:: DATA ::
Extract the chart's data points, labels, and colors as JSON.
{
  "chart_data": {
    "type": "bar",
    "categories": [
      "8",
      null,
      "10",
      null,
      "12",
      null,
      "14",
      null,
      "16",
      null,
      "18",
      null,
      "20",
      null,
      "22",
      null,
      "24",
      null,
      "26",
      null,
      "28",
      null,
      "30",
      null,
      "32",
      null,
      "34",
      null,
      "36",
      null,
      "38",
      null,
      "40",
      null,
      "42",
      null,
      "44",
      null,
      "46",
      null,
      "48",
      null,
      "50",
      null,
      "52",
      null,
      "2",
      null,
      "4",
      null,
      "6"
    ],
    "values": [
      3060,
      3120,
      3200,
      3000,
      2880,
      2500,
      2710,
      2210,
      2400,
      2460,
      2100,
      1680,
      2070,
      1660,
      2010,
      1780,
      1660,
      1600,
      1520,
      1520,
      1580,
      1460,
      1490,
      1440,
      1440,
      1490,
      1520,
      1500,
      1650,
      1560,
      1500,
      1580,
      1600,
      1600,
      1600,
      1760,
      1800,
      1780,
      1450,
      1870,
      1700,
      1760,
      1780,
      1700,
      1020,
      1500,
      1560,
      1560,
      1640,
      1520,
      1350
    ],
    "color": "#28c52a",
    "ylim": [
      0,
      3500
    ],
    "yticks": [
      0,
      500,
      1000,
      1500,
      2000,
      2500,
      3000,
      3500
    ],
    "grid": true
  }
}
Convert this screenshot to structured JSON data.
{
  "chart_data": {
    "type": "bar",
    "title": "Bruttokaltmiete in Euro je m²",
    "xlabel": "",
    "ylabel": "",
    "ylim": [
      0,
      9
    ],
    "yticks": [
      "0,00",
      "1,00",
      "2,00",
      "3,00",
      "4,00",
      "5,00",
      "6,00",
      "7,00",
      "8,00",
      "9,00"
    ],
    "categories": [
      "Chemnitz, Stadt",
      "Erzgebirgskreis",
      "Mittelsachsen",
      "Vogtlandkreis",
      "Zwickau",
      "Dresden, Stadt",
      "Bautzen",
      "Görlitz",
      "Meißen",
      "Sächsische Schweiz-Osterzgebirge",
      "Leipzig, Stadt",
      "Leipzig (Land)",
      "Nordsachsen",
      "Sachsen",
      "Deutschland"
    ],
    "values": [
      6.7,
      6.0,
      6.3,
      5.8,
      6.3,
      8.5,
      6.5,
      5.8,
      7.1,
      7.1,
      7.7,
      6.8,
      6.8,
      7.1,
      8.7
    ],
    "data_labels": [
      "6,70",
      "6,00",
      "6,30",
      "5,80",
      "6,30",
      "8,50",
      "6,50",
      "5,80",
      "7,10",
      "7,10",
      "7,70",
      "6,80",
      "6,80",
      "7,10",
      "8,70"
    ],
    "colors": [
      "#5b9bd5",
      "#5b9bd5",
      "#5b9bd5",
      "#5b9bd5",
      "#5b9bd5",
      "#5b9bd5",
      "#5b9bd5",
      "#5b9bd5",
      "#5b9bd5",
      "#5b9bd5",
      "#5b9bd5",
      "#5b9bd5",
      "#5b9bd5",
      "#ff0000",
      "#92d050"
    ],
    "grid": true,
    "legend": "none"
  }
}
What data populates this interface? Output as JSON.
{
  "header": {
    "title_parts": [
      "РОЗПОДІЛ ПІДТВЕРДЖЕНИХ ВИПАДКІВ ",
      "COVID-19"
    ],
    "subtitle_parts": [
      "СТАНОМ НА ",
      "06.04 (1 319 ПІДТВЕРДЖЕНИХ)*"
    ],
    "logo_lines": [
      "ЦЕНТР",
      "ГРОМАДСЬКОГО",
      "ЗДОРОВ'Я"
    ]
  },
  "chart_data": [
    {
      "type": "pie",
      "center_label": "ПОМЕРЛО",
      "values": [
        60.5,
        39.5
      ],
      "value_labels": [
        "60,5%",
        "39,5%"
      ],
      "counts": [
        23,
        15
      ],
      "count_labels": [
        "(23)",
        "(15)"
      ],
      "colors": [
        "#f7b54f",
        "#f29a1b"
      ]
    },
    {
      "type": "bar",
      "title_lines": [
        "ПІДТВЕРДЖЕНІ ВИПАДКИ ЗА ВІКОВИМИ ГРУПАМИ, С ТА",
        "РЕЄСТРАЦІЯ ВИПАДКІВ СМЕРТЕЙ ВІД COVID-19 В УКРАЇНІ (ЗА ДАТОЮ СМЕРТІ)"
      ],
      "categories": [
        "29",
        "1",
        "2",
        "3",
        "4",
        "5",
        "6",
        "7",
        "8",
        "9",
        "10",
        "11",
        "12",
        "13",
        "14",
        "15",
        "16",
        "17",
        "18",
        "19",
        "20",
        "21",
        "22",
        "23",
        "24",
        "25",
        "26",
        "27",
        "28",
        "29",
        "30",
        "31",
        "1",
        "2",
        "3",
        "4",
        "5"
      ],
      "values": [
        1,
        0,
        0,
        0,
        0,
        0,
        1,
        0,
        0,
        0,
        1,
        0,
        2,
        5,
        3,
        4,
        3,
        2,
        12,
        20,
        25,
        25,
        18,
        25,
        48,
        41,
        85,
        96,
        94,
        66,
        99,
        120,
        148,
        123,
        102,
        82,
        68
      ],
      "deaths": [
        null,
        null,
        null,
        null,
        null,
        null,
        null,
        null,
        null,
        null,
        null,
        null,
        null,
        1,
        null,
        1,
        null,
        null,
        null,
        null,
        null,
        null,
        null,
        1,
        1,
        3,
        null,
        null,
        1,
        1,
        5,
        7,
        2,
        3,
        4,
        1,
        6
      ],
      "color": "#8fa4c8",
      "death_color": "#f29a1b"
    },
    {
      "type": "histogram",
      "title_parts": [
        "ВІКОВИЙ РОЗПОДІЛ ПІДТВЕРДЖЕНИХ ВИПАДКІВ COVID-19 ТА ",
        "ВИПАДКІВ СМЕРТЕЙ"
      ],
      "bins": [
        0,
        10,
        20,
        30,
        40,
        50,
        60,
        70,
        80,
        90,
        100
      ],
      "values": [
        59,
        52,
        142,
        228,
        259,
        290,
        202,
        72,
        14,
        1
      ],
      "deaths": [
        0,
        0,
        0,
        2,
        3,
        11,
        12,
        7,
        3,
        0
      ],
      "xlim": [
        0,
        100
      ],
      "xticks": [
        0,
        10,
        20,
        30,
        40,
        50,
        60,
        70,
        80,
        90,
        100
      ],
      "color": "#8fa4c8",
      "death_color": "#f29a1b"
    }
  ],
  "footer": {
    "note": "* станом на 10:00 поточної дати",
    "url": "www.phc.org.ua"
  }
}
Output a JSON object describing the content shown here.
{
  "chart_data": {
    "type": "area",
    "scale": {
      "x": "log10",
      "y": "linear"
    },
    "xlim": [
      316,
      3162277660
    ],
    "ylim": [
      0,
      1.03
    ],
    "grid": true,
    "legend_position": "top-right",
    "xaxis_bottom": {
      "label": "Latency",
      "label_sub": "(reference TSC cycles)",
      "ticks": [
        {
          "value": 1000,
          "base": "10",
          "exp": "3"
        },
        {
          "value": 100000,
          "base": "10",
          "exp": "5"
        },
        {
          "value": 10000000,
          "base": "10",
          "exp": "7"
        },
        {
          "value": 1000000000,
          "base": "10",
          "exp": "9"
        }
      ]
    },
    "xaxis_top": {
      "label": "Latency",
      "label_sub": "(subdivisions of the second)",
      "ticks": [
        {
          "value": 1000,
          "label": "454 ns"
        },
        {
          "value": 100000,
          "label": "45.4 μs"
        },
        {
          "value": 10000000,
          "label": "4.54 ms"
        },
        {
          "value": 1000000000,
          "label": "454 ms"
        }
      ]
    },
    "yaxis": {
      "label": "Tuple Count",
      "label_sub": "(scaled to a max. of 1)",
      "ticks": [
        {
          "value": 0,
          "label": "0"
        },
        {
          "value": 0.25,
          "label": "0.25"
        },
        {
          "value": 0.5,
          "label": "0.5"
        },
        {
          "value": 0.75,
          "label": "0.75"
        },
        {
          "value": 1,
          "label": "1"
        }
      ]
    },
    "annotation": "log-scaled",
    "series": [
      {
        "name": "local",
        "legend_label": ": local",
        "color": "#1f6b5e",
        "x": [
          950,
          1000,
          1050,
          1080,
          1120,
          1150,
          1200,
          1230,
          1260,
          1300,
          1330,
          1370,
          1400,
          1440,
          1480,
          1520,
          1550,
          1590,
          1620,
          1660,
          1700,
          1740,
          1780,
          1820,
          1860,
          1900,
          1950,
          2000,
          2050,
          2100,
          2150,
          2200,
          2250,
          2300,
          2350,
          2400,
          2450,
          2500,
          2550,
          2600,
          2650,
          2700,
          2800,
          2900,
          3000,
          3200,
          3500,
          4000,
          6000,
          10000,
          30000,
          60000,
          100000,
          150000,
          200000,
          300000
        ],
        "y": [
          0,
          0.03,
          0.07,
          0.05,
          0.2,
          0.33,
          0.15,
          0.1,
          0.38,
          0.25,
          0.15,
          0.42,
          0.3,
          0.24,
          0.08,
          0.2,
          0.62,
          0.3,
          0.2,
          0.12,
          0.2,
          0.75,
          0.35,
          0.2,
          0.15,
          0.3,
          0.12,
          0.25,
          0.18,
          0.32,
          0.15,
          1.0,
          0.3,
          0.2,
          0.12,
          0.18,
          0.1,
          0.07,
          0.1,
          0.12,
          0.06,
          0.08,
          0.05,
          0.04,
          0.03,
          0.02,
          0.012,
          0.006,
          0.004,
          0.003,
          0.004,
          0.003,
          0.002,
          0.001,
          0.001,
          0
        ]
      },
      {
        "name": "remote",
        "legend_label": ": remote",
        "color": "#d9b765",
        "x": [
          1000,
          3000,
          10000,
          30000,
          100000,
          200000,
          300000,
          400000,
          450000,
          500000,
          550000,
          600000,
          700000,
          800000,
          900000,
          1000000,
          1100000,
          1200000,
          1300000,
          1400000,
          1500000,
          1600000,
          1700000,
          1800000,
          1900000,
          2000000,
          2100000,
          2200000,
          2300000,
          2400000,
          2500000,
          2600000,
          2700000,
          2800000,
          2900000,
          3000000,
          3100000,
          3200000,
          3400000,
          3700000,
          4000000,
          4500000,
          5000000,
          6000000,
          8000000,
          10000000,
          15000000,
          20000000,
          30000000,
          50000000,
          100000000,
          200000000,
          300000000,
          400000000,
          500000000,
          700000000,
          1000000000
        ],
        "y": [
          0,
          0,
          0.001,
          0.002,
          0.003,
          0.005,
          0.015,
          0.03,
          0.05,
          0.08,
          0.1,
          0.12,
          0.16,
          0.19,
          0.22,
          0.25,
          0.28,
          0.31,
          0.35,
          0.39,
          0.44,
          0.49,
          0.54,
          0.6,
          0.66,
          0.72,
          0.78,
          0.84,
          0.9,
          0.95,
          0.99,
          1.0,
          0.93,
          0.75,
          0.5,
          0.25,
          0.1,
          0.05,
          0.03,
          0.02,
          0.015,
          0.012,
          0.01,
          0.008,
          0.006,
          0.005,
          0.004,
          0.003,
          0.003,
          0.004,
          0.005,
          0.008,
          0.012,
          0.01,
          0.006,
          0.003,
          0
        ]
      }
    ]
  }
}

:: EXERCISE ::
Within the material above, find the lines that contain the word "scaled"; copy them.

:: ANSWER TO THE EXERCISE ::
      "label_sub": "(scaled to a max. of 1)",
    "annotation": "log-scaled",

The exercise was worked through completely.